DIRECTIONS:
From the listing below, restate word for word the lines from the line containing "Parse this screenshot: output" down through the line containing "What's the underlying". Exclude pictures.

◇ ◇ ◇

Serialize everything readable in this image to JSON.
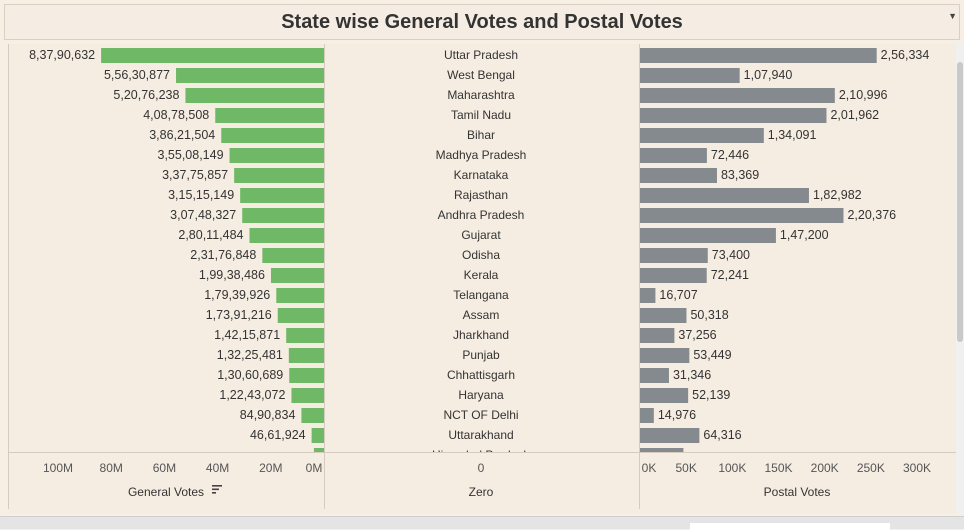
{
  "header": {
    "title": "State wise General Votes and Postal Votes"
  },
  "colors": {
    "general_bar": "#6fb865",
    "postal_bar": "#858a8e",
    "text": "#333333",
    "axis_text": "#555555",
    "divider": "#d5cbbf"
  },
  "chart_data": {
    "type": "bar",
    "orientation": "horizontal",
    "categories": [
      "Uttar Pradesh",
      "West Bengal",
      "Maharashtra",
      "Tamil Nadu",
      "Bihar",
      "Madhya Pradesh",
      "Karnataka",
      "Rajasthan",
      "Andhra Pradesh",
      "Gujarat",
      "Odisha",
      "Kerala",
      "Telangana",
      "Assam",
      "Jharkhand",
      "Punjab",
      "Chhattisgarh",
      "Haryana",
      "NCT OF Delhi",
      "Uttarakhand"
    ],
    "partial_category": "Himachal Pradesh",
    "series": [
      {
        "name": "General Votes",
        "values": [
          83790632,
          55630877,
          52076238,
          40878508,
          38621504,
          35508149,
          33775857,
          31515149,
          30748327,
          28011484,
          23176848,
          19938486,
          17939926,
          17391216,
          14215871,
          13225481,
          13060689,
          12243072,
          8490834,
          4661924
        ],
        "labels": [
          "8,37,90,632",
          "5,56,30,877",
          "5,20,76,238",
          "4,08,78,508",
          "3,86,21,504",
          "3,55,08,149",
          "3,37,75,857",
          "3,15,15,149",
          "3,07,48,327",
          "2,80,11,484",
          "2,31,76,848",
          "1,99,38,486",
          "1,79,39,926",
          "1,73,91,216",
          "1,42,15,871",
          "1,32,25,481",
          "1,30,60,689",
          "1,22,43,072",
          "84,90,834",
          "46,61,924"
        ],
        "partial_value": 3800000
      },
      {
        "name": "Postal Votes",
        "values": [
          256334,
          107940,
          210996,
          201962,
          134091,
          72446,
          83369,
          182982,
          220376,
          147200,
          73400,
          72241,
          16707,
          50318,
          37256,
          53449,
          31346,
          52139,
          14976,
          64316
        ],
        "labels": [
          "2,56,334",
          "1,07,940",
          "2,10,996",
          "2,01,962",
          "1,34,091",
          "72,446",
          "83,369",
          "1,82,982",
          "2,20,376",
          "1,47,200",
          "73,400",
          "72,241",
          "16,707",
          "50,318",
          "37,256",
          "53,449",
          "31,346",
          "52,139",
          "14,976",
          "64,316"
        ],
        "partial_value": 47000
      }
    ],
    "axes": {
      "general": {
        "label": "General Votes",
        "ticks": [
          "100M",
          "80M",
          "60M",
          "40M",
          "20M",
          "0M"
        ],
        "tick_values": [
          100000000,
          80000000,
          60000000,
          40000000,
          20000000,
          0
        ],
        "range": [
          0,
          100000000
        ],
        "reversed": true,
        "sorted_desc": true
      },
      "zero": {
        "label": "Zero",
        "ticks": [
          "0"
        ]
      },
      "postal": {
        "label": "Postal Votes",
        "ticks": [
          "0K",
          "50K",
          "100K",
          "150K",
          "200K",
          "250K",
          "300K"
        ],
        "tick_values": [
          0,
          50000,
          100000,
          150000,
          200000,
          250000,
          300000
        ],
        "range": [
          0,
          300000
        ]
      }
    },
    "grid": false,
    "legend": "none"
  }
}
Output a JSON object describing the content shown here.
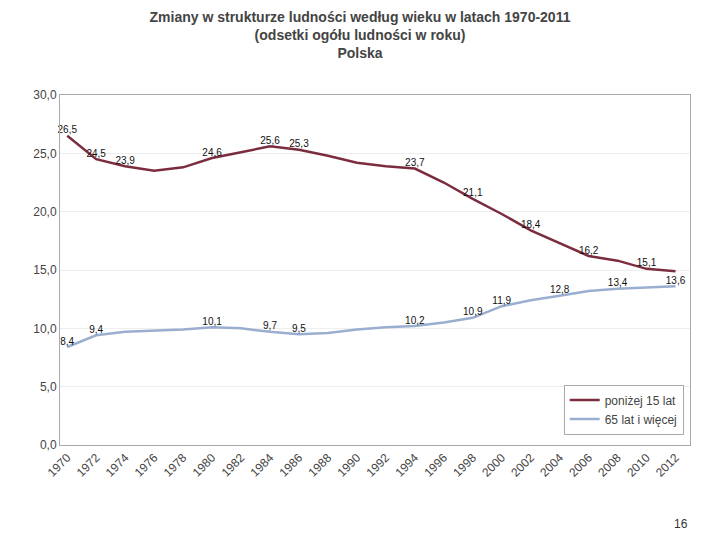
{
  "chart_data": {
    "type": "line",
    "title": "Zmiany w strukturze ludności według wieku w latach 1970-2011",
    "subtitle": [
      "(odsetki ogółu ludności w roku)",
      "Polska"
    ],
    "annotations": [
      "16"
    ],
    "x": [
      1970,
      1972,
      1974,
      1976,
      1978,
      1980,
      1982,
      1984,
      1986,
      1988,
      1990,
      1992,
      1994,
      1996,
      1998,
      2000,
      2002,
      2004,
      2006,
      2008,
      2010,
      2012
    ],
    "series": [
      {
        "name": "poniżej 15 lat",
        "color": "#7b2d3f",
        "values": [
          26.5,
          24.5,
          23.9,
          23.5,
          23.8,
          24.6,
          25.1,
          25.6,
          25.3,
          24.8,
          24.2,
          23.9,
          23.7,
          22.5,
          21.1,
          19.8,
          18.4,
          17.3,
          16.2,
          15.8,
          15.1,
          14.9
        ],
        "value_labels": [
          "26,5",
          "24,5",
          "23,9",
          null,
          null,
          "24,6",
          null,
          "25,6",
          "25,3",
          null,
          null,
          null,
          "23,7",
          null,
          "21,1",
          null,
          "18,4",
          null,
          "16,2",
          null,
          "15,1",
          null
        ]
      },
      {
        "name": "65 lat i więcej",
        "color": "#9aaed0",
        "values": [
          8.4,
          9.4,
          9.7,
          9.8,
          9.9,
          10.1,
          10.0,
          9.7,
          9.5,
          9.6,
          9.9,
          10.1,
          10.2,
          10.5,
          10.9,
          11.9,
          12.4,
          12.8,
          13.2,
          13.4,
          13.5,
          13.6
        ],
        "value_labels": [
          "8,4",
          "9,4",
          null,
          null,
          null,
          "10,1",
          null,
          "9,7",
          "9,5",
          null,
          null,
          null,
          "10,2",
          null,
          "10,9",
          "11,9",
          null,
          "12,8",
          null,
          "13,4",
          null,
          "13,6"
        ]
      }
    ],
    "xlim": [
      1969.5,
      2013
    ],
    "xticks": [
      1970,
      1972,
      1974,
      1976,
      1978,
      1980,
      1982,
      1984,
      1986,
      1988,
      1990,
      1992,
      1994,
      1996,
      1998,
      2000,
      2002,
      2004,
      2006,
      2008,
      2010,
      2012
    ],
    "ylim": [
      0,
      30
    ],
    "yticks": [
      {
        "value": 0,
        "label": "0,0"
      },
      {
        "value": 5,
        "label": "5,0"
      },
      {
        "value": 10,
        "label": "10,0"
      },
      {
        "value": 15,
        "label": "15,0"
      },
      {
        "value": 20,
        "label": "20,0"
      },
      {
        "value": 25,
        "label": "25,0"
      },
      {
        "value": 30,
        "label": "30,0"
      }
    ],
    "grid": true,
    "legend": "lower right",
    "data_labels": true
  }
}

◇ ◇ ◇

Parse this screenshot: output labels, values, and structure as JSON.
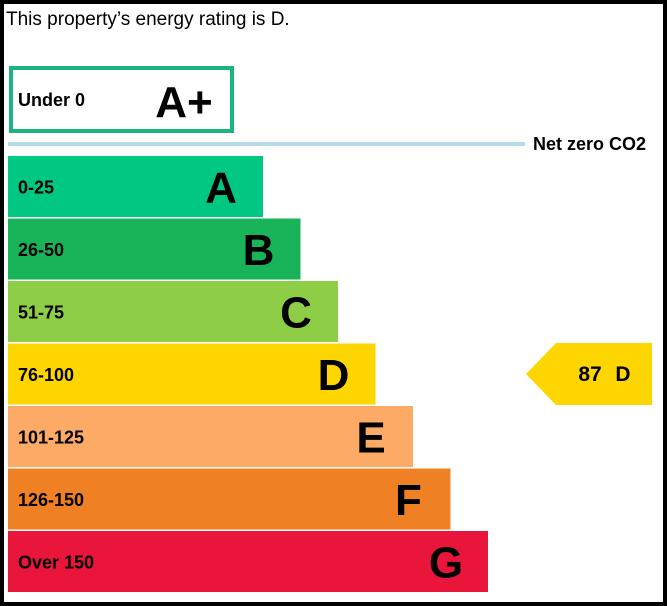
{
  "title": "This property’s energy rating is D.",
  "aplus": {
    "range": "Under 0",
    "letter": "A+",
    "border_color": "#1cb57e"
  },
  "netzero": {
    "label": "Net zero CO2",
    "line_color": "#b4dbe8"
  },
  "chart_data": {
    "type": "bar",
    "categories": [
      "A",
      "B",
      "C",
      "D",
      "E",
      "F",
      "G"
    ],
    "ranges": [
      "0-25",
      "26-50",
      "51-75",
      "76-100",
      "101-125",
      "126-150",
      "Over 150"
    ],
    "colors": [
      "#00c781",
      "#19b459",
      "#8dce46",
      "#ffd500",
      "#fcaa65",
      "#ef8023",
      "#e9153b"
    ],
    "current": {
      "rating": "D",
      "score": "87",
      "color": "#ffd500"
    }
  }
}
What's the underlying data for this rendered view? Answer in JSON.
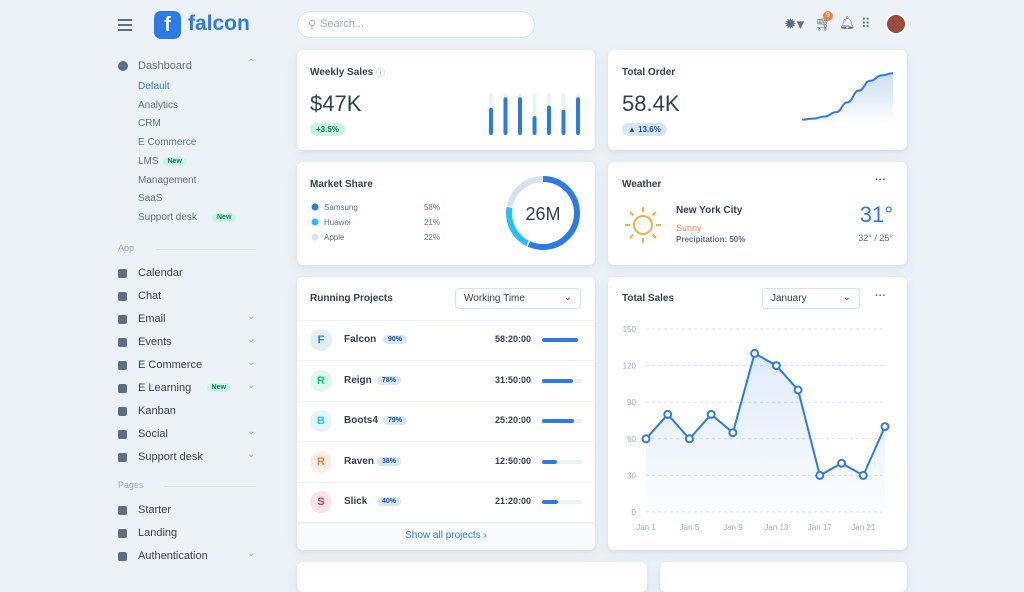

◇ ◇ ◇

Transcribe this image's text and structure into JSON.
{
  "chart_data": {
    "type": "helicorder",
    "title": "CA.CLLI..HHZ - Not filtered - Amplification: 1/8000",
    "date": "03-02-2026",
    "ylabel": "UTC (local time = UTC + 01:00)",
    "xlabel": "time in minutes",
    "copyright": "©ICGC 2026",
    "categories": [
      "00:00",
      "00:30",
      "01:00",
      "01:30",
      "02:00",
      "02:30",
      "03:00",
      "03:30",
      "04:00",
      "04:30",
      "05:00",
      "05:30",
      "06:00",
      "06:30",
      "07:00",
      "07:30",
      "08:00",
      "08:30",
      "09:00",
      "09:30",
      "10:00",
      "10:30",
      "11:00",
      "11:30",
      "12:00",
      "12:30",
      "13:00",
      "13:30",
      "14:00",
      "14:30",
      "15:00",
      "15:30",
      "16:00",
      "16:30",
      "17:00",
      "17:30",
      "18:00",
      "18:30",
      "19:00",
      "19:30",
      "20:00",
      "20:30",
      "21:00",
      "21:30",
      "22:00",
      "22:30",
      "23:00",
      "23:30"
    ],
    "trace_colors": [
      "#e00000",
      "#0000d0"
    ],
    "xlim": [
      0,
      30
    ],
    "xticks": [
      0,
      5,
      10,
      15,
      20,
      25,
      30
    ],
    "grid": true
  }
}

◇ ◇ ◇

THE OUTPUT:
Parse this screenshot: output labels, values, and structure as JSON.
{
  "title": "This property’s energy rating is D.",
  "aplus": {
    "range": "Under 0",
    "letter": "A+",
    "border_color": "#1cb57e"
  },
  "netzero": {
    "label": "Net zero CO2",
    "line_color": "#b4dbe8"
  },
  "chart_data": {
    "type": "bar",
    "categories": [
      "A",
      "B",
      "C",
      "D",
      "E",
      "F",
      "G"
    ],
    "ranges": [
      "0-25",
      "26-50",
      "51-75",
      "76-100",
      "101-125",
      "126-150",
      "Over 150"
    ],
    "colors": [
      "#00c781",
      "#19b459",
      "#8dce46",
      "#ffd500",
      "#fcaa65",
      "#ef8023",
      "#e9153b"
    ],
    "current": {
      "rating": "D",
      "score": "87",
      "color": "#ffd500"
    }
  }
}
What's the underlying data for this rendered view? Answer in JSON.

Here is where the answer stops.